─── SUPPLIED MATERIAL

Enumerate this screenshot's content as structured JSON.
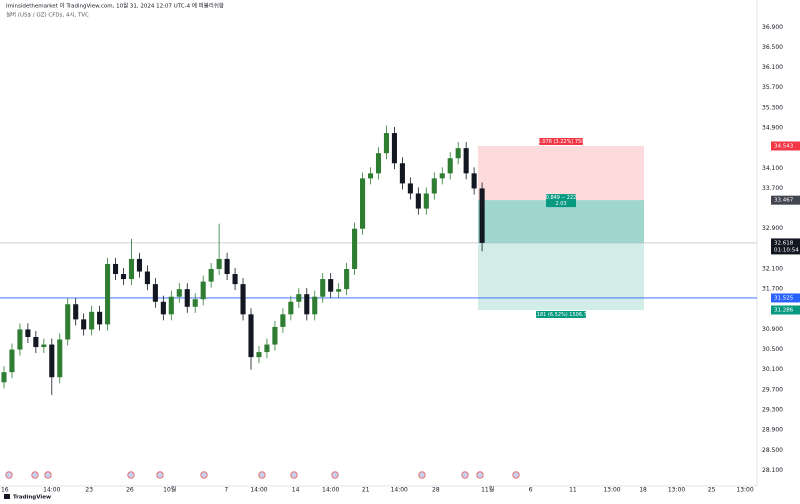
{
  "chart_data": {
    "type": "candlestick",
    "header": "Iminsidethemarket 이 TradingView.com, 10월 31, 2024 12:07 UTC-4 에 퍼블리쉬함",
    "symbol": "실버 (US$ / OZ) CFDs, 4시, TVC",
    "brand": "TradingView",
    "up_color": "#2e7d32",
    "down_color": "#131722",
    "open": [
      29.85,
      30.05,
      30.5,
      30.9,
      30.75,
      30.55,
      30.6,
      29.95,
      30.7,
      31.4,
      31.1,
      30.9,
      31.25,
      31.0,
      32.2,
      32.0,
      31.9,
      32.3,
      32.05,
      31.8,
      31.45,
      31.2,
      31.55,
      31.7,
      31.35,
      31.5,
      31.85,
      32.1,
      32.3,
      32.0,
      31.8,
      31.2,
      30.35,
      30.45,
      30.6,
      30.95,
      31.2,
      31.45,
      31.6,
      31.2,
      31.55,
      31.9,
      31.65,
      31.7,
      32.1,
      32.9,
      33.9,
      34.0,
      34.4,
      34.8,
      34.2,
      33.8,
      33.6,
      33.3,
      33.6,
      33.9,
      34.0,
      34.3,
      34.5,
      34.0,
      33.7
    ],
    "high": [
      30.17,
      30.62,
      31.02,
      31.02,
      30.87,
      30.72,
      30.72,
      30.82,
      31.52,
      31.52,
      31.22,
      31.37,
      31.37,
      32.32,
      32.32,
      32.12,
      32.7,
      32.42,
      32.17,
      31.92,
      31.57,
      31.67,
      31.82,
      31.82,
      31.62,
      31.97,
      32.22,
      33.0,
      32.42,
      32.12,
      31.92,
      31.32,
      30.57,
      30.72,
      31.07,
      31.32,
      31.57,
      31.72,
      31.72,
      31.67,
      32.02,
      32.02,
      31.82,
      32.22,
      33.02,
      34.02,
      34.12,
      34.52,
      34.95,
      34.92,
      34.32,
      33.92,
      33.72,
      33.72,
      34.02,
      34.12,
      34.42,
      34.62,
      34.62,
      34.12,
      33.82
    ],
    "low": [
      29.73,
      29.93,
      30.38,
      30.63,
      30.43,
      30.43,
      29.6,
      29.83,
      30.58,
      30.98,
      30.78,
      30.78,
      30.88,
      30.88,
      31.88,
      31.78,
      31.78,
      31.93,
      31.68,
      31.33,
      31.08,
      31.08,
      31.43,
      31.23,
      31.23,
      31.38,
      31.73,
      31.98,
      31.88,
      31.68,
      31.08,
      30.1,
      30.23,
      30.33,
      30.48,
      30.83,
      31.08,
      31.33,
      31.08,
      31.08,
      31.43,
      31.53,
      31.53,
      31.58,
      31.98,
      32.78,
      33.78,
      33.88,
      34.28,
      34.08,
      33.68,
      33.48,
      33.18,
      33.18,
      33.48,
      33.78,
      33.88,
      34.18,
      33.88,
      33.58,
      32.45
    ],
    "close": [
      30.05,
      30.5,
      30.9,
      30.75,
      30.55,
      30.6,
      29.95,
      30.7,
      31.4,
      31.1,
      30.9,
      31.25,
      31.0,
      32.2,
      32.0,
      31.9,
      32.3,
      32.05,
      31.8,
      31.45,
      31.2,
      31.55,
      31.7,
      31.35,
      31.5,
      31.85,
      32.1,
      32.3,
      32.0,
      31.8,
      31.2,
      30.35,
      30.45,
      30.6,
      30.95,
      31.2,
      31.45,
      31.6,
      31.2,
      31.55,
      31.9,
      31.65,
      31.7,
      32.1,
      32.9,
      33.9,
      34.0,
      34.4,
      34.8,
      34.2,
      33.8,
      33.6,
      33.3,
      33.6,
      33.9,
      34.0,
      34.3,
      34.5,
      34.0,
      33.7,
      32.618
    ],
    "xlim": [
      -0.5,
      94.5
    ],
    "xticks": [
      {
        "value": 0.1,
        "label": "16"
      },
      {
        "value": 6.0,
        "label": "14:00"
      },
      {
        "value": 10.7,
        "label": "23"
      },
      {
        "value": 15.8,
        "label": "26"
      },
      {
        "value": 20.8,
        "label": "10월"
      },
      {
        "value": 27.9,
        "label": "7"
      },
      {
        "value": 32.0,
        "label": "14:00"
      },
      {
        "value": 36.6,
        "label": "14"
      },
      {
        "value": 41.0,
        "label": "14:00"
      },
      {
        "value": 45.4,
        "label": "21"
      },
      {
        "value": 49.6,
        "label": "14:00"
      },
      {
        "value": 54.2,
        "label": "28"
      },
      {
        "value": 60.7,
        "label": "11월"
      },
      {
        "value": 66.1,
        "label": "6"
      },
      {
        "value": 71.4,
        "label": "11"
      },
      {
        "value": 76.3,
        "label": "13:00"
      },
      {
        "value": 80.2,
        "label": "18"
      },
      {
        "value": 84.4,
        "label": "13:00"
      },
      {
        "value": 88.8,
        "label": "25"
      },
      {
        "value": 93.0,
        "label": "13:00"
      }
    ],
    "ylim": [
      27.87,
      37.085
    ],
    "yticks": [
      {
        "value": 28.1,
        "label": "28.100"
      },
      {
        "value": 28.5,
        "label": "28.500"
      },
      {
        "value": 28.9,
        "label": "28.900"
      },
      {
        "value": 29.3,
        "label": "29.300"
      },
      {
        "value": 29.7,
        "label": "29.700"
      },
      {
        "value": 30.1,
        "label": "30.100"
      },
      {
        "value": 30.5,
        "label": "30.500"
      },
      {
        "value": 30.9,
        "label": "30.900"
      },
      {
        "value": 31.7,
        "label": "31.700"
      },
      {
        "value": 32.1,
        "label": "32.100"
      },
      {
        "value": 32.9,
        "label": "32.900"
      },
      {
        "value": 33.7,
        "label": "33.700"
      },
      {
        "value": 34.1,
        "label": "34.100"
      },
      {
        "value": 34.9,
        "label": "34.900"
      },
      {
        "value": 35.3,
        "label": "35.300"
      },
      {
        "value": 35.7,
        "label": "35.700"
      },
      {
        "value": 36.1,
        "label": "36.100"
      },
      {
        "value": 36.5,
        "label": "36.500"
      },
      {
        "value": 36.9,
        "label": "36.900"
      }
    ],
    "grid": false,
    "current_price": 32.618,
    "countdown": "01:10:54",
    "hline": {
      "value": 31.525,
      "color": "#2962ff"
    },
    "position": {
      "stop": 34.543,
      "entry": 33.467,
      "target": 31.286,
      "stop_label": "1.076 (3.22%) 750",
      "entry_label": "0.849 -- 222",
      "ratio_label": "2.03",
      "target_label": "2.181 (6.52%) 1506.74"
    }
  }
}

──────

* _DESCRIPTION OF THE TASK_
Write out every entry again word for word, without any of the pictures.

* _CORRECT RESPONSE_
Enumerate this screenshot's content as structured JSON.
{
  "chart_data": {
    "type": "candlestick",
    "header": "Iminsidethemarket 이 TradingView.com, 10월 31, 2024 12:07 UTC-4 에 퍼블리쉬함",
    "symbol": "실버 (US$ / OZ) CFDs, 4시, TVC",
    "brand": "TradingView",
    "up_color": "#2e7d32",
    "down_color": "#131722",
    "open": [
      29.85,
      30.05,
      30.5,
      30.9,
      30.75,
      30.55,
      30.6,
      29.95,
      30.7,
      31.4,
      31.1,
      30.9,
      31.25,
      31.0,
      32.2,
      32.0,
      31.9,
      32.3,
      32.05,
      31.8,
      31.45,
      31.2,
      31.55,
      31.7,
      31.35,
      31.5,
      31.85,
      32.1,
      32.3,
      32.0,
      31.8,
      31.2,
      30.35,
      30.45,
      30.6,
      30.95,
      31.2,
      31.45,
      31.6,
      31.2,
      31.55,
      31.9,
      31.65,
      31.7,
      32.1,
      32.9,
      33.9,
      34.0,
      34.4,
      34.8,
      34.2,
      33.8,
      33.6,
      33.3,
      33.6,
      33.9,
      34.0,
      34.3,
      34.5,
      34.0,
      33.7
    ],
    "high": [
      30.17,
      30.62,
      31.02,
      31.02,
      30.87,
      30.72,
      30.72,
      30.82,
      31.52,
      31.52,
      31.22,
      31.37,
      31.37,
      32.32,
      32.32,
      32.12,
      32.7,
      32.42,
      32.17,
      31.92,
      31.57,
      31.67,
      31.82,
      31.82,
      31.62,
      31.97,
      32.22,
      33.0,
      32.42,
      32.12,
      31.92,
      31.32,
      30.57,
      30.72,
      31.07,
      31.32,
      31.57,
      31.72,
      31.72,
      31.67,
      32.02,
      32.02,
      31.82,
      32.22,
      33.02,
      34.02,
      34.12,
      34.52,
      34.95,
      34.92,
      34.32,
      33.92,
      33.72,
      33.72,
      34.02,
      34.12,
      34.42,
      34.62,
      34.62,
      34.12,
      33.82
    ],
    "low": [
      29.73,
      29.93,
      30.38,
      30.63,
      30.43,
      30.43,
      29.6,
      29.83,
      30.58,
      30.98,
      30.78,
      30.78,
      30.88,
      30.88,
      31.88,
      31.78,
      31.78,
      31.93,
      31.68,
      31.33,
      31.08,
      31.08,
      31.43,
      31.23,
      31.23,
      31.38,
      31.73,
      31.98,
      31.88,
      31.68,
      31.08,
      30.1,
      30.23,
      30.33,
      30.48,
      30.83,
      31.08,
      31.33,
      31.08,
      31.08,
      31.43,
      31.53,
      31.53,
      31.58,
      31.98,
      32.78,
      33.78,
      33.88,
      34.28,
      34.08,
      33.68,
      33.48,
      33.18,
      33.18,
      33.48,
      33.78,
      33.88,
      34.18,
      33.88,
      33.58,
      32.45
    ],
    "close": [
      30.05,
      30.5,
      30.9,
      30.75,
      30.55,
      30.6,
      29.95,
      30.7,
      31.4,
      31.1,
      30.9,
      31.25,
      31.0,
      32.2,
      32.0,
      31.9,
      32.3,
      32.05,
      31.8,
      31.45,
      31.2,
      31.55,
      31.7,
      31.35,
      31.5,
      31.85,
      32.1,
      32.3,
      32.0,
      31.8,
      31.2,
      30.35,
      30.45,
      30.6,
      30.95,
      31.2,
      31.45,
      31.6,
      31.2,
      31.55,
      31.9,
      31.65,
      31.7,
      32.1,
      32.9,
      33.9,
      34.0,
      34.4,
      34.8,
      34.2,
      33.8,
      33.6,
      33.3,
      33.6,
      33.9,
      34.0,
      34.3,
      34.5,
      34.0,
      33.7,
      32.618
    ],
    "xlim": [
      -0.5,
      94.5
    ],
    "xticks": [
      {
        "value": 0.1,
        "label": "16"
      },
      {
        "value": 6.0,
        "label": "14:00"
      },
      {
        "value": 10.7,
        "label": "23"
      },
      {
        "value": 15.8,
        "label": "26"
      },
      {
        "value": 20.8,
        "label": "10월"
      },
      {
        "value": 27.9,
        "label": "7"
      },
      {
        "value": 32.0,
        "label": "14:00"
      },
      {
        "value": 36.6,
        "label": "14"
      },
      {
        "value": 41.0,
        "label": "14:00"
      },
      {
        "value": 45.4,
        "label": "21"
      },
      {
        "value": 49.6,
        "label": "14:00"
      },
      {
        "value": 54.2,
        "label": "28"
      },
      {
        "value": 60.7,
        "label": "11월"
      },
      {
        "value": 66.1,
        "label": "6"
      },
      {
        "value": 71.4,
        "label": "11"
      },
      {
        "value": 76.3,
        "label": "13:00"
      },
      {
        "value": 80.2,
        "label": "18"
      },
      {
        "value": 84.4,
        "label": "13:00"
      },
      {
        "value": 88.8,
        "label": "25"
      },
      {
        "value": 93.0,
        "label": "13:00"
      }
    ],
    "ylim": [
      27.87,
      37.085
    ],
    "yticks": [
      {
        "value": 28.1,
        "label": "28.100"
      },
      {
        "value": 28.5,
        "label": "28.500"
      },
      {
        "value": 28.9,
        "label": "28.900"
      },
      {
        "value": 29.3,
        "label": "29.300"
      },
      {
        "value": 29.7,
        "label": "29.700"
      },
      {
        "value": 30.1,
        "label": "30.100"
      },
      {
        "value": 30.5,
        "label": "30.500"
      },
      {
        "value": 30.9,
        "label": "30.900"
      },
      {
        "value": 31.7,
        "label": "31.700"
      },
      {
        "value": 32.1,
        "label": "32.100"
      },
      {
        "value": 32.9,
        "label": "32.900"
      },
      {
        "value": 33.7,
        "label": "33.700"
      },
      {
        "value": 34.1,
        "label": "34.100"
      },
      {
        "value": 34.9,
        "label": "34.900"
      },
      {
        "value": 35.3,
        "label": "35.300"
      },
      {
        "value": 35.7,
        "label": "35.700"
      },
      {
        "value": 36.1,
        "label": "36.100"
      },
      {
        "value": 36.5,
        "label": "36.500"
      },
      {
        "value": 36.9,
        "label": "36.900"
      }
    ],
    "grid": false,
    "current_price": 32.618,
    "countdown": "01:10:54",
    "hline": {
      "value": 31.525,
      "color": "#2962ff"
    },
    "position": {
      "stop": 34.543,
      "entry": 33.467,
      "target": 31.286,
      "stop_label": "1.076 (3.22%) 750",
      "entry_label": "0.849 -- 222",
      "ratio_label": "2.03",
      "target_label": "2.181 (6.52%) 1506.74"
    }
  }
}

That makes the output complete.